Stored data
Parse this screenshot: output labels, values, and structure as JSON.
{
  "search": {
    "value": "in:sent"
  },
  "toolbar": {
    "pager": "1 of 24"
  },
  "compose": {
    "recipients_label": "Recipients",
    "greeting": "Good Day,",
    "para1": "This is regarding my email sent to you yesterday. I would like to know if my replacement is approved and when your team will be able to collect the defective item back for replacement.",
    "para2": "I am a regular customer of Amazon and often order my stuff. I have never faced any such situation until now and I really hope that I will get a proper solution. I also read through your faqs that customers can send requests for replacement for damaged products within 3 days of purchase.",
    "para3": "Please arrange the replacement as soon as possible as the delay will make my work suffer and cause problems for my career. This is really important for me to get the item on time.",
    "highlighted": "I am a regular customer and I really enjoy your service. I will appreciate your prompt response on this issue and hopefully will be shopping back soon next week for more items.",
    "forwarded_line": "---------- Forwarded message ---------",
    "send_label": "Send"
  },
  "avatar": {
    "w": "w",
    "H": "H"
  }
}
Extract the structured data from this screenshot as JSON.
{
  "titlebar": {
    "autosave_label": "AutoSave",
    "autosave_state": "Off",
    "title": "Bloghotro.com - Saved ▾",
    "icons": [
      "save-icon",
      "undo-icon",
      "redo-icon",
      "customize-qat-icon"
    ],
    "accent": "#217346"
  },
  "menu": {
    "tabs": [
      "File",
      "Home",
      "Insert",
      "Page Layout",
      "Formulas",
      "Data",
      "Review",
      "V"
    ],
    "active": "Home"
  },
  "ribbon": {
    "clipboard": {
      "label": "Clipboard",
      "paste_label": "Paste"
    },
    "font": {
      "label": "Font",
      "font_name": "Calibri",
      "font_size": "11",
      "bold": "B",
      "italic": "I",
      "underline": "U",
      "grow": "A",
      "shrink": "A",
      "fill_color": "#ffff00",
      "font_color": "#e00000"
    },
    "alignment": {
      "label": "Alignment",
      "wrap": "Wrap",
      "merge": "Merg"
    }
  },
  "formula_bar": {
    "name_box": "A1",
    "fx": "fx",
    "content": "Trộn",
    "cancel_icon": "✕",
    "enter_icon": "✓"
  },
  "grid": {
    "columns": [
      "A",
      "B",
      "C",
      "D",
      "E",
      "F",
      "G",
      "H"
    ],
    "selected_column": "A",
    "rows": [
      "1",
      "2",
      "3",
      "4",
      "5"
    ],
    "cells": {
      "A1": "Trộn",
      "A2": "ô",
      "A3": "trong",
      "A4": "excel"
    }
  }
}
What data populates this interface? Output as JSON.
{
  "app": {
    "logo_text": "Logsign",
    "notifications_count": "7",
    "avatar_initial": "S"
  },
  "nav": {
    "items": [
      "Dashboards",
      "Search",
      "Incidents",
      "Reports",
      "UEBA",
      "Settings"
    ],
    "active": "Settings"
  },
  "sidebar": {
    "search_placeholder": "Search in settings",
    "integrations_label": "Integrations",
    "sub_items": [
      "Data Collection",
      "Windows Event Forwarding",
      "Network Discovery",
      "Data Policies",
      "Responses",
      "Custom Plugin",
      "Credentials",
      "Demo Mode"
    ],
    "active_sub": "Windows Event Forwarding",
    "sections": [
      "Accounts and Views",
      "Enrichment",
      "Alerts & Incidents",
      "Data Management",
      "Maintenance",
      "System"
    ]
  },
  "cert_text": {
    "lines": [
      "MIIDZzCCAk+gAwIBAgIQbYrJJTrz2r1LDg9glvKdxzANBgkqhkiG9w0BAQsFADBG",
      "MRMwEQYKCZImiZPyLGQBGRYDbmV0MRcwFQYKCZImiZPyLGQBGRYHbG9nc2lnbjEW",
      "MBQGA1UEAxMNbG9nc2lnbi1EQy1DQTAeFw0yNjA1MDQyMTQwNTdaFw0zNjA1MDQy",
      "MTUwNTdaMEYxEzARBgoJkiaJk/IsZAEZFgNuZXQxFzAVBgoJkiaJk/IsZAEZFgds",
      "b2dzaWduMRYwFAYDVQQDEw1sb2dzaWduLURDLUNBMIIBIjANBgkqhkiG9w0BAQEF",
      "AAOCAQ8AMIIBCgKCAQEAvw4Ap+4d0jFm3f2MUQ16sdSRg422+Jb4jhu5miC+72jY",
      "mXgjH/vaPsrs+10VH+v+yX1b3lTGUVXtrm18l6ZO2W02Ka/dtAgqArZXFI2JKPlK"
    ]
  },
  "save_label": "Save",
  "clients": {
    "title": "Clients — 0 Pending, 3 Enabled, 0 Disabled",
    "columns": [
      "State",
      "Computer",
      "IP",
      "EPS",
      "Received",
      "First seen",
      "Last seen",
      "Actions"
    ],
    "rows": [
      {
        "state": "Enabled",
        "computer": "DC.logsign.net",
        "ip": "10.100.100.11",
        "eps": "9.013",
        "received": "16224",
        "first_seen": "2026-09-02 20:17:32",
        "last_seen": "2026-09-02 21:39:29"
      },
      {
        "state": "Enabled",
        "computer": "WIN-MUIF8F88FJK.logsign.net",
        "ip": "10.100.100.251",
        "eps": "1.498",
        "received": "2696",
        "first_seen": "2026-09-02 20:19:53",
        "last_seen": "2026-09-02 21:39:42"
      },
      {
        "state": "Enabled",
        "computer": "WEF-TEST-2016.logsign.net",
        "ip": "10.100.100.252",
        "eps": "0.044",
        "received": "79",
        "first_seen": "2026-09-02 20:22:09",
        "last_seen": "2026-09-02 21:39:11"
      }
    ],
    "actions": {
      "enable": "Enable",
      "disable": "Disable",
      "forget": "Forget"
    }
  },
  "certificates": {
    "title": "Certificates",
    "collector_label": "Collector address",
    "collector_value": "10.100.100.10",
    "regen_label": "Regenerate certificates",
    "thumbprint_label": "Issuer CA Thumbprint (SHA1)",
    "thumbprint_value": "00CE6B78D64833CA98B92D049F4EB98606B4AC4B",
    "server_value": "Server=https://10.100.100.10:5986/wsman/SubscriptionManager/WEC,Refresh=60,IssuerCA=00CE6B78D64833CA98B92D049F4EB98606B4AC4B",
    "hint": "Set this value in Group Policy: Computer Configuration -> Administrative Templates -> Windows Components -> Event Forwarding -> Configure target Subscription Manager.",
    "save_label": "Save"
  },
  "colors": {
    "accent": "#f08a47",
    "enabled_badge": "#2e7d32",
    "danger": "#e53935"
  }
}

* _TO BE DONE_
The records above should be returned exactly.

* _RESPONSE_
Parse this screenshot: output labels, values, and structure as JSON.
{
  "search": {
    "value": "in:sent"
  },
  "toolbar": {
    "pager": "1 of 24"
  },
  "compose": {
    "recipients_label": "Recipients",
    "greeting": "Good Day,",
    "para1": "This is regarding my email sent to you yesterday. I would like to know if my replacement is approved and when your team will be able to collect the defective item back for replacement.",
    "para2": "I am a regular customer of Amazon and often order my stuff. I have never faced any such situation until now and I really hope that I will get a proper solution. I also read through your faqs that customers can send requests for replacement for damaged products within 3 days of purchase.",
    "para3": "Please arrange the replacement as soon as possible as the delay will make my work suffer and cause problems for my career. This is really important for me to get the item on time.",
    "highlighted": "I am a regular customer and I really enjoy your service. I will appreciate your prompt response on this issue and hopefully will be shopping back soon next week for more items.",
    "forwarded_line": "---------- Forwarded message ---------",
    "send_label": "Send"
  },
  "avatar": {
    "w": "w",
    "H": "H"
  }
}
Extract the structured data from this screenshot as JSON.
{
  "titlebar": {
    "autosave_label": "AutoSave",
    "autosave_state": "Off",
    "title": "Bloghotro.com - Saved ▾",
    "icons": [
      "save-icon",
      "undo-icon",
      "redo-icon",
      "customize-qat-icon"
    ],
    "accent": "#217346"
  },
  "menu": {
    "tabs": [
      "File",
      "Home",
      "Insert",
      "Page Layout",
      "Formulas",
      "Data",
      "Review",
      "V"
    ],
    "active": "Home"
  },
  "ribbon": {
    "clipboard": {
      "label": "Clipboard",
      "paste_label": "Paste"
    },
    "font": {
      "label": "Font",
      "font_name": "Calibri",
      "font_size": "11",
      "bold": "B",
      "italic": "I",
      "underline": "U",
      "grow": "A",
      "shrink": "A",
      "fill_color": "#ffff00",
      "font_color": "#e00000"
    },
    "alignment": {
      "label": "Alignment",
      "wrap": "Wrap",
      "merge": "Merg"
    }
  },
  "formula_bar": {
    "name_box": "A1",
    "fx": "fx",
    "content": "Trộn",
    "cancel_icon": "✕",
    "enter_icon": "✓"
  },
  "grid": {
    "columns": [
      "A",
      "B",
      "C",
      "D",
      "E",
      "F",
      "G",
      "H"
    ],
    "selected_column": "A",
    "rows": [
      "1",
      "2",
      "3",
      "4",
      "5"
    ],
    "cells": {
      "A1": "Trộn",
      "A2": "ô",
      "A3": "trong",
      "A4": "excel"
    }
  }
}
What data populates this interface? Output as JSON.
{
  "app": {
    "logo_text": "Logsign",
    "notifications_count": "7",
    "avatar_initial": "S"
  },
  "nav": {
    "items": [
      "Dashboards",
      "Search",
      "Incidents",
      "Reports",
      "UEBA",
      "Settings"
    ],
    "active": "Settings"
  },
  "sidebar": {
    "search_placeholder": "Search in settings",
    "integrations_label": "Integrations",
    "sub_items": [
      "Data Collection",
      "Windows Event Forwarding",
      "Network Discovery",
      "Data Policies",
      "Responses",
      "Custom Plugin",
      "Credentials",
      "Demo Mode"
    ],
    "active_sub": "Windows Event Forwarding",
    "sections": [
      "Accounts and Views",
      "Enrichment",
      "Alerts & Incidents",
      "Data Management",
      "Maintenance",
      "System"
    ]
  },
  "cert_text": {
    "lines": [
      "MIIDZzCCAk+gAwIBAgIQbYrJJTrz2r1LDg9glvKdxzANBgkqhkiG9w0BAQsFADBG",
      "MRMwEQYKCZImiZPyLGQBGRYDbmV0MRcwFQYKCZImiZPyLGQBGRYHbG9nc2lnbjEW",
      "MBQGA1UEAxMNbG9nc2lnbi1EQy1DQTAeFw0yNjA1MDQyMTQwNTdaFw0zNjA1MDQy",
      "MTUwNTdaMEYxEzARBgoJkiaJk/IsZAEZFgNuZXQxFzAVBgoJkiaJk/IsZAEZFgds",
      "b2dzaWduMRYwFAYDVQQDEw1sb2dzaWduLURDLUNBMIIBIjANBgkqhkiG9w0BAQEF",
      "AAOCAQ8AMIIBCgKCAQEAvw4Ap+4d0jFm3f2MUQ16sdSRg422+Jb4jhu5miC+72jY",
      "mXgjH/vaPsrs+10VH+v+yX1b3lTGUVXtrm18l6ZO2W02Ka/dtAgqArZXFI2JKPlK"
    ]
  },
  "save_label": "Save",
  "clients": {
    "title": "Clients — 0 Pending, 3 Enabled, 0 Disabled",
    "columns": [
      "State",
      "Computer",
      "IP",
      "EPS",
      "Received",
      "First seen",
      "Last seen",
      "Actions"
    ],
    "rows": [
      {
        "state": "Enabled",
        "computer": "DC.logsign.net",
        "ip": "10.100.100.11",
        "eps": "9.013",
        "received": "16224",
        "first_seen": "2026-09-02 20:17:32",
        "last_seen": "2026-09-02 21:39:29"
      },
      {
        "state": "Enabled",
        "computer": "WIN-MUIF8F88FJK.logsign.net",
        "ip": "10.100.100.251",
        "eps": "1.498",
        "received": "2696",
        "first_seen": "2026-09-02 20:19:53",
        "last_seen": "2026-09-02 21:39:42"
      },
      {
        "state": "Enabled",
        "computer": "WEF-TEST-2016.logsign.net",
        "ip": "10.100.100.252",
        "eps": "0.044",
        "received": "79",
        "first_seen": "2026-09-02 20:22:09",
        "last_seen": "2026-09-02 21:39:11"
      }
    ],
    "actions": {
      "enable": "Enable",
      "disable": "Disable",
      "forget": "Forget"
    }
  },
  "certificates": {
    "title": "Certificates",
    "collector_label": "Collector address",
    "collector_value": "10.100.100.10",
    "regen_label": "Regenerate certificates",
    "thumbprint_label": "Issuer CA Thumbprint (SHA1)",
    "thumbprint_value": "00CE6B78D64833CA98B92D049F4EB98606B4AC4B",
    "server_value": "Server=https://10.100.100.10:5986/wsman/SubscriptionManager/WEC,Refresh=60,IssuerCA=00CE6B78D64833CA98B92D049F4EB98606B4AC4B",
    "hint": "Set this value in Group Policy: Computer Configuration -> Administrative Templates -> Windows Components -> Event Forwarding -> Configure target Subscription Manager.",
    "save_label": "Save"
  },
  "colors": {
    "accent": "#f08a47",
    "enabled_badge": "#2e7d32",
    "danger": "#e53935"
  }
}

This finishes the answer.